━━━━━ Extracted data ━━━━━

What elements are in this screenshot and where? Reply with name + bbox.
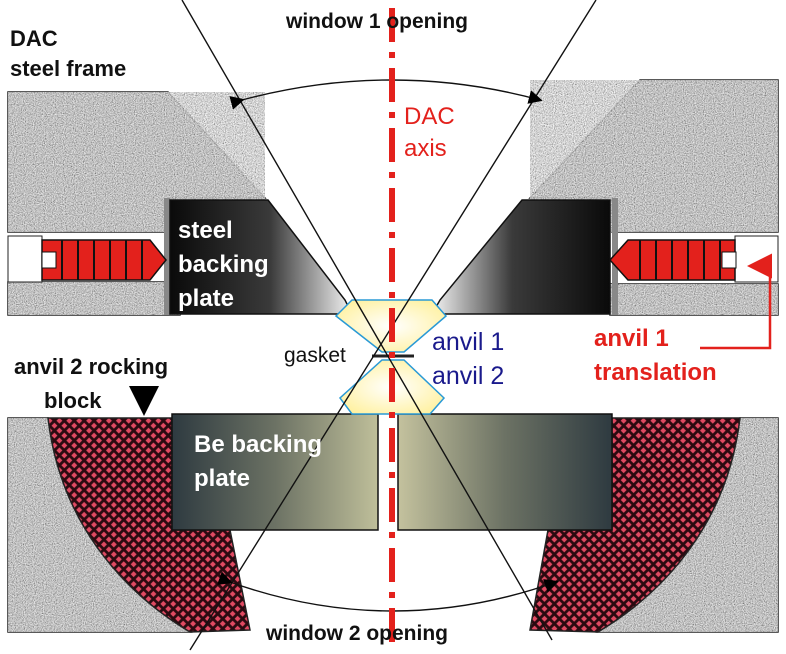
- label-translation-1: anvil 1: [594, 325, 669, 352]
- steel-backing-plate-right: [430, 199, 611, 315]
- label-dac-frame-2: steel frame: [10, 56, 126, 81]
- rocking-block-left: [47, 417, 251, 633]
- label-anvil2: anvil 2: [432, 362, 504, 390]
- label-be-plate-2: plate: [194, 465, 250, 492]
- label-steel-plate-1: steel: [178, 217, 233, 244]
- label-be-plate-1: Be backing: [194, 431, 322, 458]
- label-steel-plate-3: plate: [178, 285, 234, 312]
- translation-arrow: [700, 253, 772, 350]
- label-steel-plate-2: backing: [178, 251, 269, 278]
- screw-left: [7, 235, 167, 283]
- screw-right: [608, 235, 779, 283]
- label-window2: window 2 opening: [265, 622, 448, 645]
- rocking-block-right: [529, 417, 741, 633]
- be-backing-plate-left: [171, 413, 379, 531]
- label-gasket: gasket: [284, 344, 346, 367]
- label-dac-axis-1: DAC: [404, 103, 455, 130]
- upper-right-steel-frame: [528, 79, 779, 316]
- label-anvil1: anvil 1: [432, 328, 504, 356]
- label-window1: window 1 opening: [285, 10, 468, 33]
- label-dac-axis-2: axis: [404, 135, 447, 162]
- label-dac-frame-1: DAC: [10, 26, 58, 51]
- label-rocking-1: anvil 2 rocking: [14, 354, 168, 379]
- label-rocking-2: block: [44, 388, 102, 413]
- upper-left-steel-frame: [7, 91, 267, 316]
- be-backing-plate-right: [397, 413, 613, 531]
- label-translation-2: translation: [594, 359, 717, 386]
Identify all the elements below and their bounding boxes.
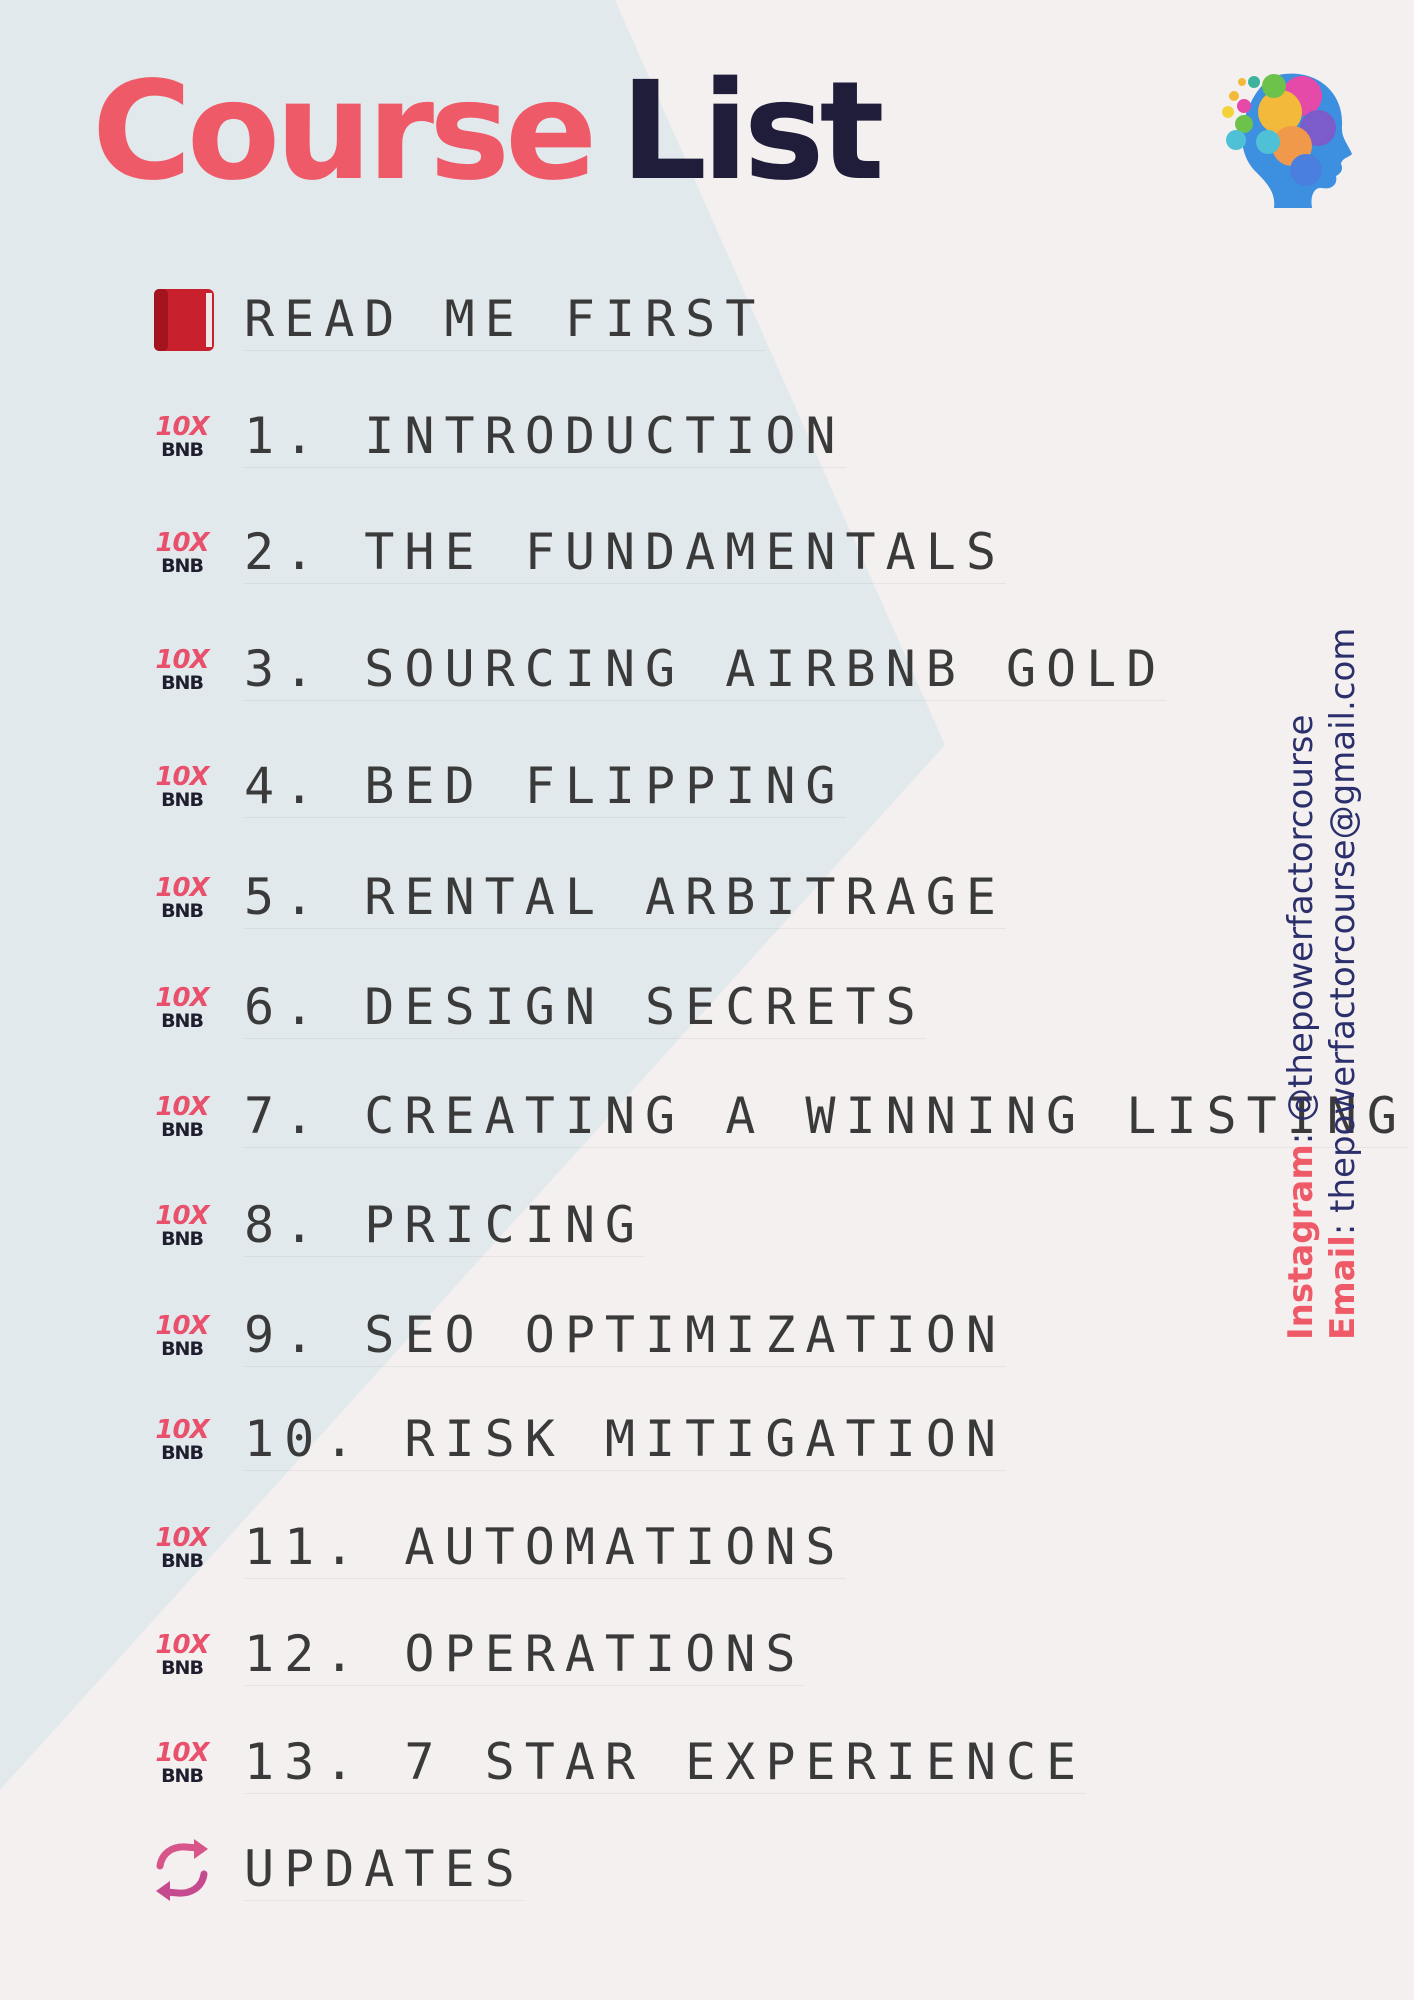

━━━━━

**Task directions**: Copy the listing word for word, from the line with "- label-translation-1: anvil" up to and including the line with "- label-steel-plate-1: steel: [178, 217, 233, 244]".

**The solution**:
- label-translation-1: anvil 1: [594, 325, 669, 352]
- steel-backing-plate-right: [430, 199, 611, 315]
- label-dac-frame-2: steel frame: [10, 56, 126, 81]
- rocking-block-left: [47, 417, 251, 633]
- label-anvil2: anvil 2: [432, 362, 504, 390]
- label-be-plate-2: plate: [194, 465, 250, 492]
- label-steel-plate-1: steel: [178, 217, 233, 244]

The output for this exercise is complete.